--- start of Given records ---

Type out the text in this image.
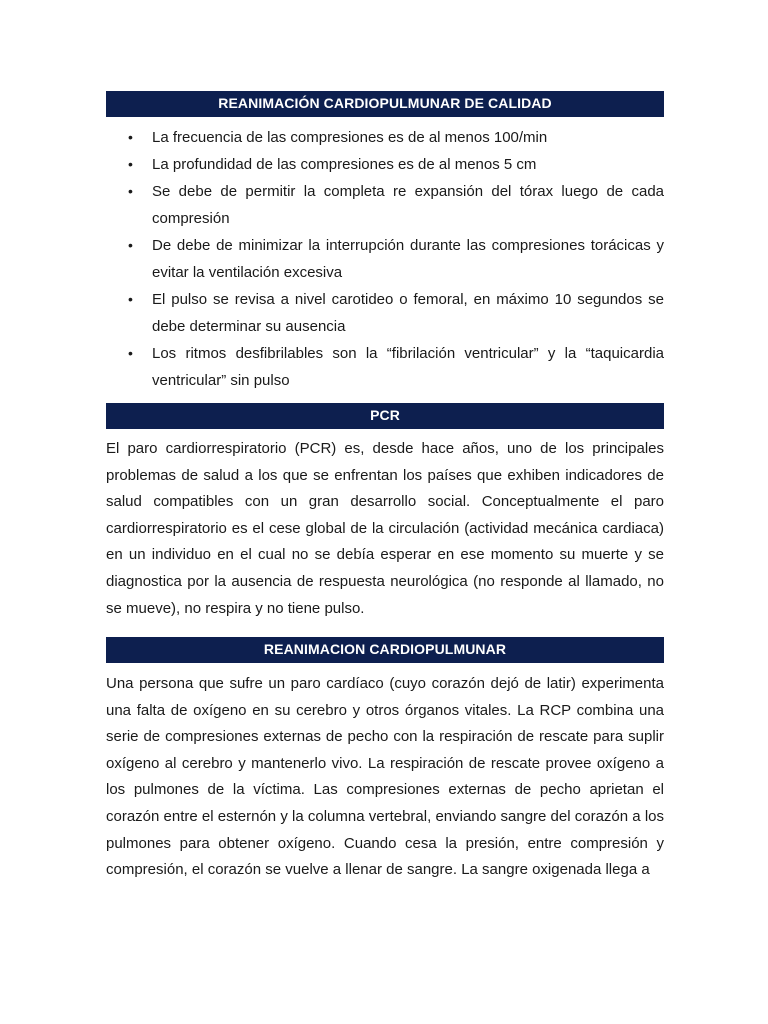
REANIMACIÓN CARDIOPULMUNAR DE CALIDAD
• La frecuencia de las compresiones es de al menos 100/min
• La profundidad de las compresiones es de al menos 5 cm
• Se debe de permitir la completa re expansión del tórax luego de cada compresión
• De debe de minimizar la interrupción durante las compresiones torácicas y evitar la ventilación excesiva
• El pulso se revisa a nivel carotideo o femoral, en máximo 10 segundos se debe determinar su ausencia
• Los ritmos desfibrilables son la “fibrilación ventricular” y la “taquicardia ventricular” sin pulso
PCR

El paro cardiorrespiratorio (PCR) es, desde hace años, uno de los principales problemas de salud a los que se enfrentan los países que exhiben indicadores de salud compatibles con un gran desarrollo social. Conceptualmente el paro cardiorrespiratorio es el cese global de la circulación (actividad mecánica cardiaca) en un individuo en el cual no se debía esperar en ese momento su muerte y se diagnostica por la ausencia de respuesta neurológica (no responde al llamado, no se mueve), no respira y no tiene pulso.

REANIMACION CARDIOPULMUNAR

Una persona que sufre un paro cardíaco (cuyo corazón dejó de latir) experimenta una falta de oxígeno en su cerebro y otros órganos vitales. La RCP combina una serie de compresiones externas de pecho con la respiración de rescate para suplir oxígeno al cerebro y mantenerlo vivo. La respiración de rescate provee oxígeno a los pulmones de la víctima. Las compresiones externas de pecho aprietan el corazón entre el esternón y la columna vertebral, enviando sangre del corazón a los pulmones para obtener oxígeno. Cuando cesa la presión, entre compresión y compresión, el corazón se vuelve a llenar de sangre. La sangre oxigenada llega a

--- end of Given records ---
--- start of Given records ---

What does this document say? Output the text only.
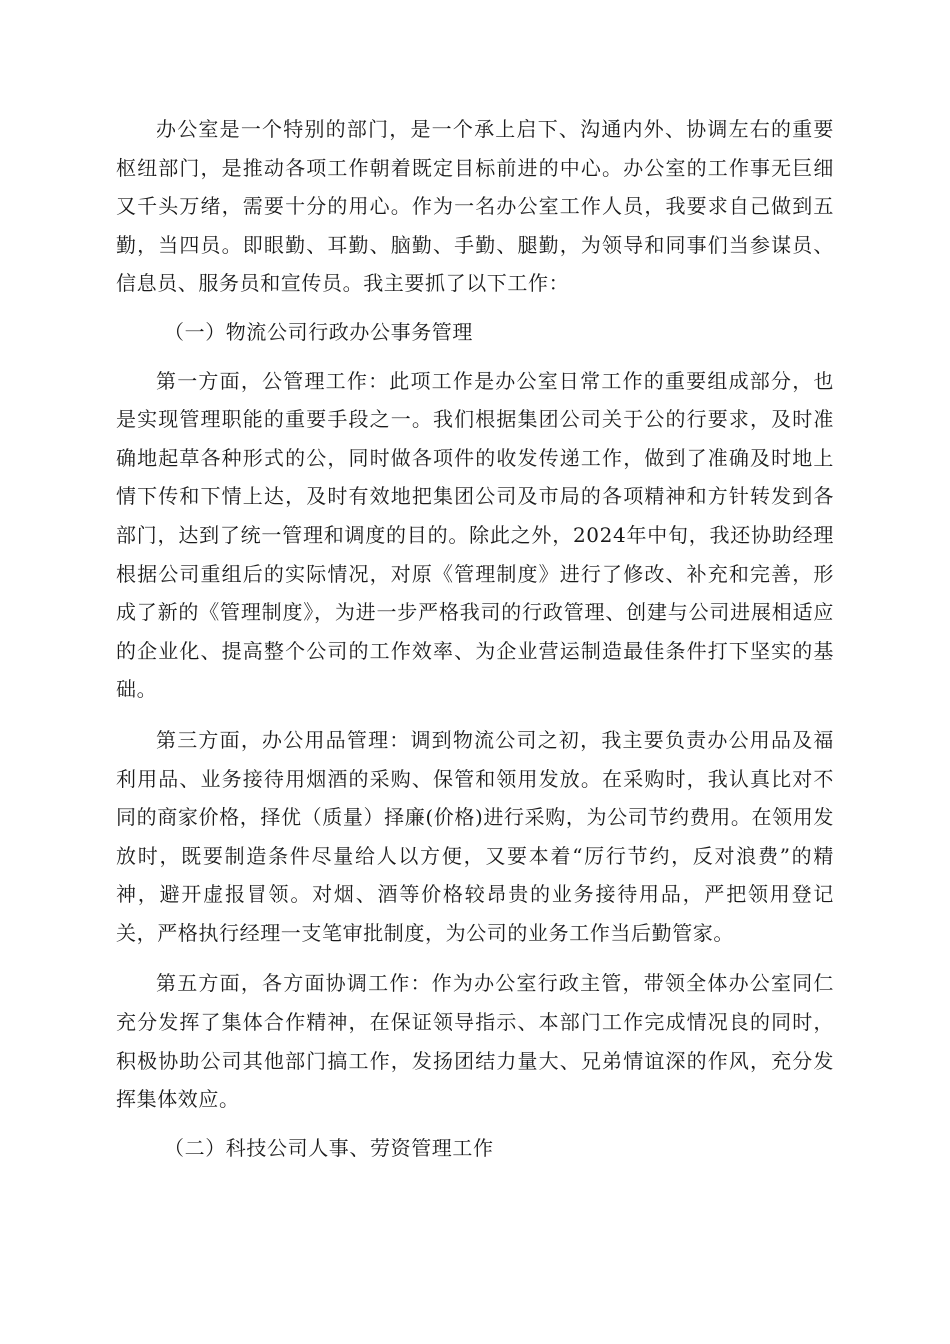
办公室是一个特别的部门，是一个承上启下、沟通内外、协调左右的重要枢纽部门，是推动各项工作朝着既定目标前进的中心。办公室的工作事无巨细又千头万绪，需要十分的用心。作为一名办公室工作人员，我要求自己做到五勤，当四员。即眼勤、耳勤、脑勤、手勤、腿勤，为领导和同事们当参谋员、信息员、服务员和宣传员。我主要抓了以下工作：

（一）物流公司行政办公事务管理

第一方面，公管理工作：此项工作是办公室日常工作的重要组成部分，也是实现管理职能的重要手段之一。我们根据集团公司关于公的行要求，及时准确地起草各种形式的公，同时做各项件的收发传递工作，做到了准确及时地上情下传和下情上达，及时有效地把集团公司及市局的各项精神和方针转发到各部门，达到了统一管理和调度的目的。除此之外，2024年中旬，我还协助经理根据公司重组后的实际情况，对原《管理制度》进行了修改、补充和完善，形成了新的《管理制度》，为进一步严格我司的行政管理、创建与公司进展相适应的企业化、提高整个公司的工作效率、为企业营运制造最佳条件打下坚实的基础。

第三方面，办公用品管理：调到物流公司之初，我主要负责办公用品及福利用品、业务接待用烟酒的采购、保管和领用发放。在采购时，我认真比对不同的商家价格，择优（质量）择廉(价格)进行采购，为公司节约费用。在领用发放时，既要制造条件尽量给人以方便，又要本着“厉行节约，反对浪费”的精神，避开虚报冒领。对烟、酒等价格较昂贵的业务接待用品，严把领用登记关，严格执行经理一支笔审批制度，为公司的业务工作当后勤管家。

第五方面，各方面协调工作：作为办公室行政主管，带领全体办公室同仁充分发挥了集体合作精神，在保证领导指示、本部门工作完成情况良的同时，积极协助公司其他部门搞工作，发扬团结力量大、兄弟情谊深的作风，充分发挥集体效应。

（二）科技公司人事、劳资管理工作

--- end of Given records ---
--- start of Given records ---

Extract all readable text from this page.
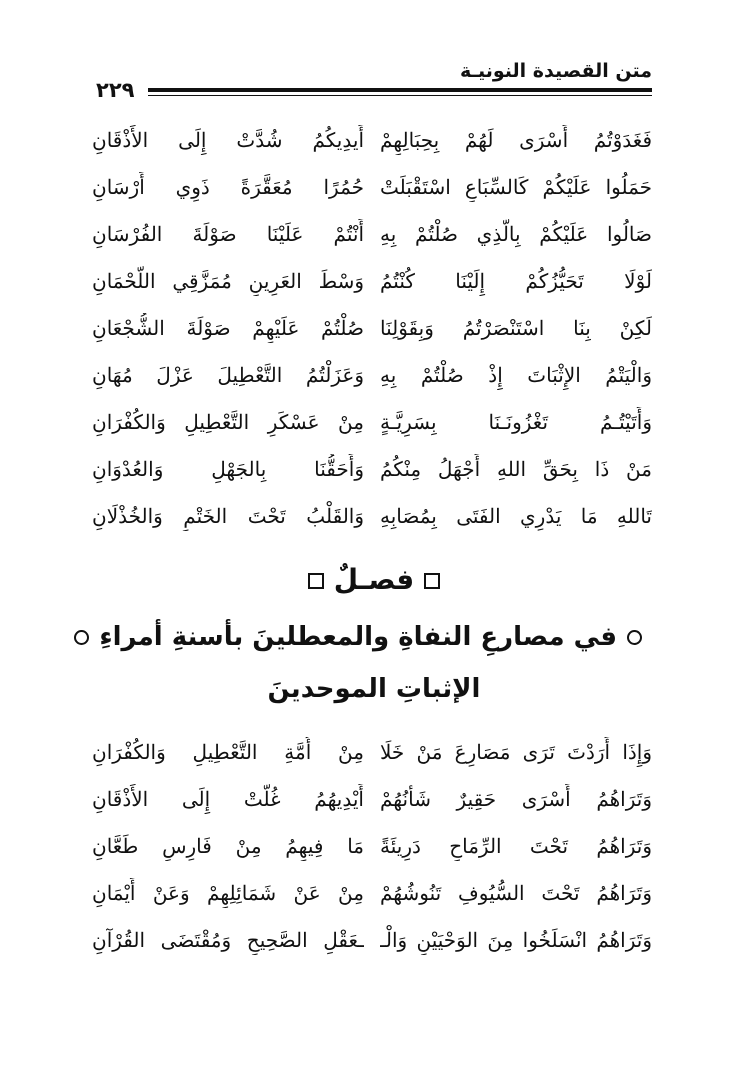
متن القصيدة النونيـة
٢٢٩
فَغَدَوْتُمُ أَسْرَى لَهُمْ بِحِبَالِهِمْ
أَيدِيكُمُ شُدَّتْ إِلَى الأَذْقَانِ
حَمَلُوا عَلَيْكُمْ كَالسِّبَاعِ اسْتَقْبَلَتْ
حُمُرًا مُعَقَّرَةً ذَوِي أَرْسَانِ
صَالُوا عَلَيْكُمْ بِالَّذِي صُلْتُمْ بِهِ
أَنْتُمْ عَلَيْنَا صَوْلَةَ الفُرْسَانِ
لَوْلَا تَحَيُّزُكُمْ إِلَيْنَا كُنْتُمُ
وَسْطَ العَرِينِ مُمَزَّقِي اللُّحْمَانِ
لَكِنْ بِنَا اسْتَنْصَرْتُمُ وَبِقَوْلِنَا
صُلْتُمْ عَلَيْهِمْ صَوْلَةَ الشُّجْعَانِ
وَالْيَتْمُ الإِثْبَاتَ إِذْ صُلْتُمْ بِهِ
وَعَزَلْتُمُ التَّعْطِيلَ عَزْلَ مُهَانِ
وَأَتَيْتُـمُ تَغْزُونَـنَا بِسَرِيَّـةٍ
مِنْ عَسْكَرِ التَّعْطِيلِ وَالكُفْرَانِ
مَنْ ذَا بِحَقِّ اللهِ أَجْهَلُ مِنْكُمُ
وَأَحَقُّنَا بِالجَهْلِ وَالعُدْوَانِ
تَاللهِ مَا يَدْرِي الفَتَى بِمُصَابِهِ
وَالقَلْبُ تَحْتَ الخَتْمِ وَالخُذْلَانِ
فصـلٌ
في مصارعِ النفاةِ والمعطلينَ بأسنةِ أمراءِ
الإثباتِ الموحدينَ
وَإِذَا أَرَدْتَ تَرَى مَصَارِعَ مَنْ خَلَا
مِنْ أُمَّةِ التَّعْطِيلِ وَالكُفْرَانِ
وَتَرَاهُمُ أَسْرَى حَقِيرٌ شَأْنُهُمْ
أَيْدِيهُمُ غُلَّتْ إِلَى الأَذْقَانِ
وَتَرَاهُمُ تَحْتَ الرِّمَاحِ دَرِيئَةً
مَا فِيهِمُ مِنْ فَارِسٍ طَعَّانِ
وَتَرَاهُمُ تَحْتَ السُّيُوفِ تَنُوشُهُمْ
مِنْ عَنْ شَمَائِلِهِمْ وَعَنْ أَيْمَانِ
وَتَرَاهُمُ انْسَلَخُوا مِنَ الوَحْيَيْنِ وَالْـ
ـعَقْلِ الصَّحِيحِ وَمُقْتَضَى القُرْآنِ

--- end of Given records ---

■ Problem to solve
How many lines of these entries contain the string "this"? Reply with the number alone.

■ Problem solution
3